>> Begin EXERCISE MATERIALS

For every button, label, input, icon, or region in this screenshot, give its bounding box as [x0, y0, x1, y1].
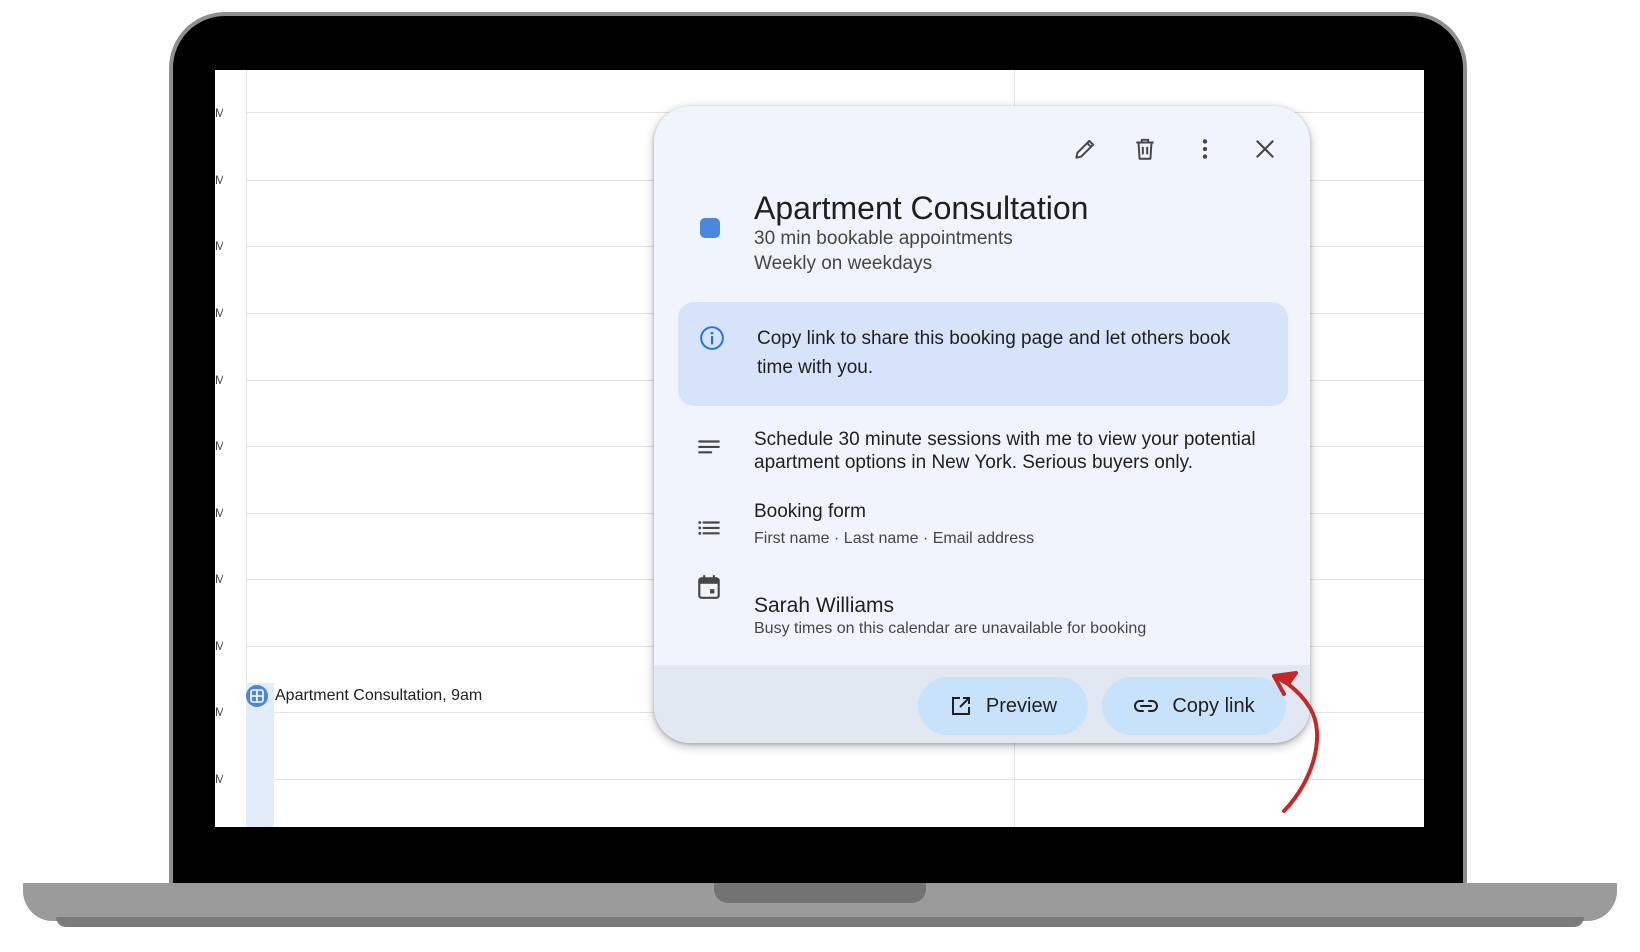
appointment-grid-icon: [246, 685, 268, 707]
appointment-details-popup: Apartment Consultation 30 min bookable a…: [654, 106, 1310, 743]
laptop-notch: [714, 883, 926, 903]
more-vertical-icon: [1202, 139, 1208, 159]
hour-label: M: [215, 439, 223, 453]
share-info-banner: Copy link to share this booking page and…: [678, 302, 1288, 406]
event-description: Schedule 30 minute sessions with me to v…: [754, 429, 1256, 473]
popup-toolbar: [1066, 130, 1284, 168]
trash-icon: [1136, 138, 1154, 160]
event-chip-time: , 9am: [442, 687, 483, 704]
calendar-icon: [698, 575, 720, 599]
hour-label: M: [215, 173, 223, 187]
open-in-new-icon: [951, 697, 970, 715]
annotation-arrow-icon: [1272, 671, 1320, 813]
hour-label: M: [215, 705, 223, 719]
description-icon: [698, 440, 720, 454]
more-options-button[interactable]: [1186, 130, 1224, 168]
hour-label: M: [215, 373, 223, 387]
hour-label: M: [215, 239, 223, 253]
event-chip-name: Apartment Consultation: [275, 687, 443, 704]
hour-label: M: [215, 506, 223, 520]
hour-gridline: [246, 779, 1424, 780]
laptop-base-shadow: [56, 917, 1584, 927]
delete-button[interactable]: [1126, 130, 1164, 168]
hour-label: M: [215, 639, 223, 653]
preview-button[interactable]: Preview: [918, 677, 1088, 735]
event-duration: 30 min bookable appointments: [754, 228, 1013, 249]
hour-label: M: [215, 572, 223, 586]
booking-form-fields: First name · Last name · Email address: [754, 530, 1035, 547]
booking-form-title[interactable]: Booking form: [754, 501, 866, 523]
event-color-swatch: [700, 218, 720, 238]
hour-label: M: [215, 106, 223, 120]
copy-link-button-label: Copy link: [1172, 694, 1255, 717]
edit-button[interactable]: [1066, 130, 1104, 168]
pencil-icon: [1075, 139, 1095, 159]
hour-label: M: [215, 306, 223, 320]
close-icon: [1256, 140, 1274, 158]
copy-link-button[interactable]: Copy link: [1102, 677, 1286, 735]
hour-label: M: [215, 772, 223, 786]
event-chip[interactable]: Apartment Consultation, 9am: [246, 682, 482, 710]
event-recurrence: Weekly on weekdays: [754, 253, 933, 274]
event-chip-label: Apartment Consultation, 9am: [275, 687, 482, 705]
info-icon: [700, 326, 724, 350]
calendar-owner-note: Busy times on this calendar are unavaila…: [754, 600, 1146, 637]
close-button[interactable]: [1246, 130, 1284, 168]
calendar-owner-note-text: Busy times on this calendar are unavaila…: [754, 620, 1147, 637]
preview-button-label: Preview: [985, 694, 1058, 717]
list-icon: [698, 521, 720, 535]
popup-footer: Preview Copy link: [654, 665, 1310, 743]
link-icon: [1134, 700, 1159, 712]
event-title: Apartment Consultation: [754, 190, 1089, 226]
share-info-text: Copy link to share this booking page and…: [757, 328, 1231, 378]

>> End EXERCISE MATERIALS

— GIVEN PROBLEM —
Which lines in the entries above contain the string "Copy", matching case? Extract each of those lines in full.

— REPLY —
share-info-banner: Copy link to share this booking page and…: [678, 302, 1288, 406]
copy-link-button-label: Copy link: [1172, 694, 1255, 717]
copy-link-button[interactable]: Copy link: [1102, 677, 1286, 735]
popup-footer: Preview Copy link: [654, 665, 1310, 743]
share-info-text: Copy link to share this booking page and…: [757, 328, 1231, 378]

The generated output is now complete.